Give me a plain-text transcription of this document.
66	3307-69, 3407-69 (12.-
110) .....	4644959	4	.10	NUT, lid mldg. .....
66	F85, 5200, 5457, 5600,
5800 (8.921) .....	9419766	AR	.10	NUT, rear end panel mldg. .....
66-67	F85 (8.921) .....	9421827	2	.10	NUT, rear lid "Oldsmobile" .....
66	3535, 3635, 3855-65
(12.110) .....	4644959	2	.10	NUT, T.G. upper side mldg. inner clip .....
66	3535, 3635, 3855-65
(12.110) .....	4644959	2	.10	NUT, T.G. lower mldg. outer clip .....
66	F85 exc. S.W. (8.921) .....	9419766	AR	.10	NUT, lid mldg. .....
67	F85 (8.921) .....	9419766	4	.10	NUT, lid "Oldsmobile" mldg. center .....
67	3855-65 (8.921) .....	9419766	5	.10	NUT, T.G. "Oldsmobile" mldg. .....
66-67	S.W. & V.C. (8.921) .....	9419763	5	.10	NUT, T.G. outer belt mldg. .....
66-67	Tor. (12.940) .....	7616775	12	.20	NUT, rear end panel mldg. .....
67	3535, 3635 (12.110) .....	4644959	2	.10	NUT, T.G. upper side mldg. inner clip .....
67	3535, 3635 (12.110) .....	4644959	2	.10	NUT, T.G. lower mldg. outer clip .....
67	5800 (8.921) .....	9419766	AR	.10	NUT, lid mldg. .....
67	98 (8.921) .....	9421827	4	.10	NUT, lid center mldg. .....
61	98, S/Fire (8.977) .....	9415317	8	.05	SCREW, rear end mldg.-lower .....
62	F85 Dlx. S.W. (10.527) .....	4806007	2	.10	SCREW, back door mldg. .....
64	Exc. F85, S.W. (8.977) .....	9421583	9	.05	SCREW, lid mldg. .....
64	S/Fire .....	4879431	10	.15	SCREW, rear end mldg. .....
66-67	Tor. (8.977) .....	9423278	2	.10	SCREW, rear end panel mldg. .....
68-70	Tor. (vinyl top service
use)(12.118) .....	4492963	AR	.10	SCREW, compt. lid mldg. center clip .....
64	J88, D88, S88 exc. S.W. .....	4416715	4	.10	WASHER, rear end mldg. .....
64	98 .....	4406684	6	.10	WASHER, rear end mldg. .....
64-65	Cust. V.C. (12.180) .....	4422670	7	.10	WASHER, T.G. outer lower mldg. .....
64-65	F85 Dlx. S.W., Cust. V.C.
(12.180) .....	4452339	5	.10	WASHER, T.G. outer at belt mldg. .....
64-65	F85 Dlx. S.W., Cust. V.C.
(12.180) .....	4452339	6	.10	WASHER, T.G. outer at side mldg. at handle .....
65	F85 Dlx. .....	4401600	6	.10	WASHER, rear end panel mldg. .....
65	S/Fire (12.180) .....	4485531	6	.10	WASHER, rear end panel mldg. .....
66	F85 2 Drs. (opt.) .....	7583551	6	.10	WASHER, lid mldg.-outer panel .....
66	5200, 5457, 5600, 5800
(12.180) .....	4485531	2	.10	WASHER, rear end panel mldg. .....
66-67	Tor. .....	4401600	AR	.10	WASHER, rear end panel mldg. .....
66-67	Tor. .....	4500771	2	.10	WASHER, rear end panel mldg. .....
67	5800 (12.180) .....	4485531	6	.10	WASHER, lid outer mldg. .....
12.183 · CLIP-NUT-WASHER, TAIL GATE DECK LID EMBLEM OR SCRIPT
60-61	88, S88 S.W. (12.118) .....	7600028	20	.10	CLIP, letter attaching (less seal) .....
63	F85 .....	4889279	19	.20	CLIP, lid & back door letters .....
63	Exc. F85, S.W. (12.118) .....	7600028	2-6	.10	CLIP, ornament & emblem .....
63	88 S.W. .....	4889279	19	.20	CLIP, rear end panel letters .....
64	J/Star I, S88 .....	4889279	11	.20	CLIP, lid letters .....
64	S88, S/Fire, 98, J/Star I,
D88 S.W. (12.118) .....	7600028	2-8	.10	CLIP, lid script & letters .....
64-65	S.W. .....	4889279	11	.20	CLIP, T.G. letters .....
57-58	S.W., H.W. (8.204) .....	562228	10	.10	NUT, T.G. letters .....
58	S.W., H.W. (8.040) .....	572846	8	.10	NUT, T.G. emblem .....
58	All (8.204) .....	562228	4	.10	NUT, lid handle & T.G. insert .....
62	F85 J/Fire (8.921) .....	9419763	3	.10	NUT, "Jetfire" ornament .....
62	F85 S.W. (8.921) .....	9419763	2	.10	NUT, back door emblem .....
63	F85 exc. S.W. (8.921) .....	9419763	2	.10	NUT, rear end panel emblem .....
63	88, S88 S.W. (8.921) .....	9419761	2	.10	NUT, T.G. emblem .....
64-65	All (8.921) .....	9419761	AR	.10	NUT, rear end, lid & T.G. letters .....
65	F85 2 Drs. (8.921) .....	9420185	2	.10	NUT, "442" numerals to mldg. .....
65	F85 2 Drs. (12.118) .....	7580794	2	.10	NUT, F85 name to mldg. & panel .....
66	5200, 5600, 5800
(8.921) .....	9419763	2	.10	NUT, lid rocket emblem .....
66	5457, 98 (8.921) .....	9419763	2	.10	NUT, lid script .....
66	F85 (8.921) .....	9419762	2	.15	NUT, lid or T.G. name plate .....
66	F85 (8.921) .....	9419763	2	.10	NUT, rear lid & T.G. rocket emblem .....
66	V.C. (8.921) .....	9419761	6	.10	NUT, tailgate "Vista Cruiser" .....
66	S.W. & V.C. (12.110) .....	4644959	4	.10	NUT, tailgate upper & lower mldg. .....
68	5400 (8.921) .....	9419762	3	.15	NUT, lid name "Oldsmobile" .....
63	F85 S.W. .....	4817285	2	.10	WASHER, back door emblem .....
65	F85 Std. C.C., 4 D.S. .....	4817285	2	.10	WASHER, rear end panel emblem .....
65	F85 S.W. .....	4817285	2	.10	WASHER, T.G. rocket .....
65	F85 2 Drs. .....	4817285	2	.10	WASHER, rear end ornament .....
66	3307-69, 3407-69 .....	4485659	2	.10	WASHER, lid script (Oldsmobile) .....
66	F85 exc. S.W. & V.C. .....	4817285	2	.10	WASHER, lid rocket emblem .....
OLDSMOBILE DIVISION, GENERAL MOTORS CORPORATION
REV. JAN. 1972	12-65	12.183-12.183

************

Among the lines above, determine how many hold the word "Star"; report the figure alone.

2